▸ YOUR INSTRUCTIONS: Write out the material again word for word, dropping any images it holds.

** Start ENTRIES **

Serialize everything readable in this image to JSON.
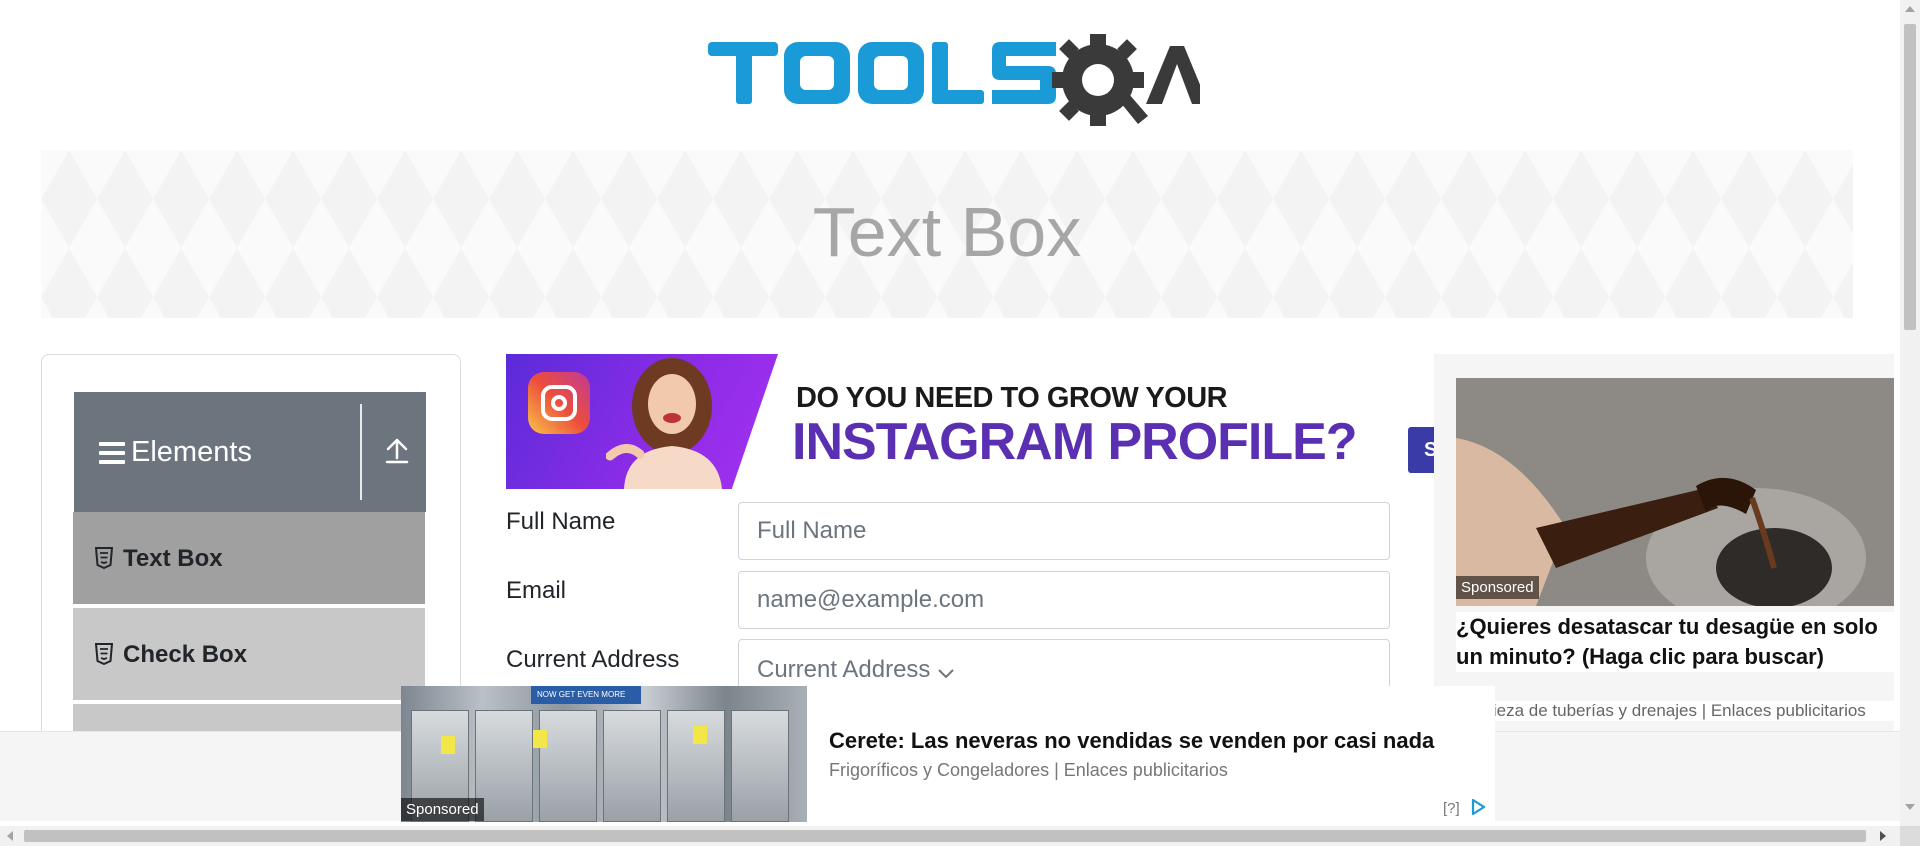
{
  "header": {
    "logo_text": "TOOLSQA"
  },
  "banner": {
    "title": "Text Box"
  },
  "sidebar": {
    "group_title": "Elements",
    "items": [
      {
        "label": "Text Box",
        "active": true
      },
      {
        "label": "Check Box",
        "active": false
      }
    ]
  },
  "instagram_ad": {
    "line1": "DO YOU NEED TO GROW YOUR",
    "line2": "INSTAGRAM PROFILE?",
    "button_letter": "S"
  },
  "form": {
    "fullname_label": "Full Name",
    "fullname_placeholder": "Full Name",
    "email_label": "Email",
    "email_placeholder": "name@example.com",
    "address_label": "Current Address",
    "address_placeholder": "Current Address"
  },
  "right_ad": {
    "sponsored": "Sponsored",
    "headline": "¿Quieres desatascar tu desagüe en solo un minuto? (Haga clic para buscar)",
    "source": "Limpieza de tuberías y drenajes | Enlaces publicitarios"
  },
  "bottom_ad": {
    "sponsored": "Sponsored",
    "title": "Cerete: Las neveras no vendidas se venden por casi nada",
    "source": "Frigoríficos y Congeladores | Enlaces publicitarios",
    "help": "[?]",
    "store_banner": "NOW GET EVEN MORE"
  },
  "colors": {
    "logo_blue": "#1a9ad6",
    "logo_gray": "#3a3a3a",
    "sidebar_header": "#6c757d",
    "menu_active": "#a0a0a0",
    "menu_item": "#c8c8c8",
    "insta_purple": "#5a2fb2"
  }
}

** End ENTRIES **

▸ RESPONSE BELOW:
Serialize everything readable in this image to JSON.
{
  "header": {
    "logo_text": "TOOLSQA"
  },
  "banner": {
    "title": "Text Box"
  },
  "sidebar": {
    "group_title": "Elements",
    "items": [
      {
        "label": "Text Box",
        "active": true
      },
      {
        "label": "Check Box",
        "active": false
      }
    ]
  },
  "instagram_ad": {
    "line1": "DO YOU NEED TO GROW YOUR",
    "line2": "INSTAGRAM PROFILE?",
    "button_letter": "S"
  },
  "form": {
    "fullname_label": "Full Name",
    "fullname_placeholder": "Full Name",
    "email_label": "Email",
    "email_placeholder": "name@example.com",
    "address_label": "Current Address",
    "address_placeholder": "Current Address"
  },
  "right_ad": {
    "sponsored": "Sponsored",
    "headline": "¿Quieres desatascar tu desagüe en solo un minuto? (Haga clic para buscar)",
    "source": "Limpieza de tuberías y drenajes | Enlaces publicitarios"
  },
  "bottom_ad": {
    "sponsored": "Sponsored",
    "title": "Cerete: Las neveras no vendidas se venden por casi nada",
    "source": "Frigoríficos y Congeladores | Enlaces publicitarios",
    "help": "[?]",
    "store_banner": "NOW GET EVEN MORE"
  },
  "colors": {
    "logo_blue": "#1a9ad6",
    "logo_gray": "#3a3a3a",
    "sidebar_header": "#6c757d",
    "menu_active": "#a0a0a0",
    "menu_item": "#c8c8c8",
    "insta_purple": "#5a2fb2"
  }
}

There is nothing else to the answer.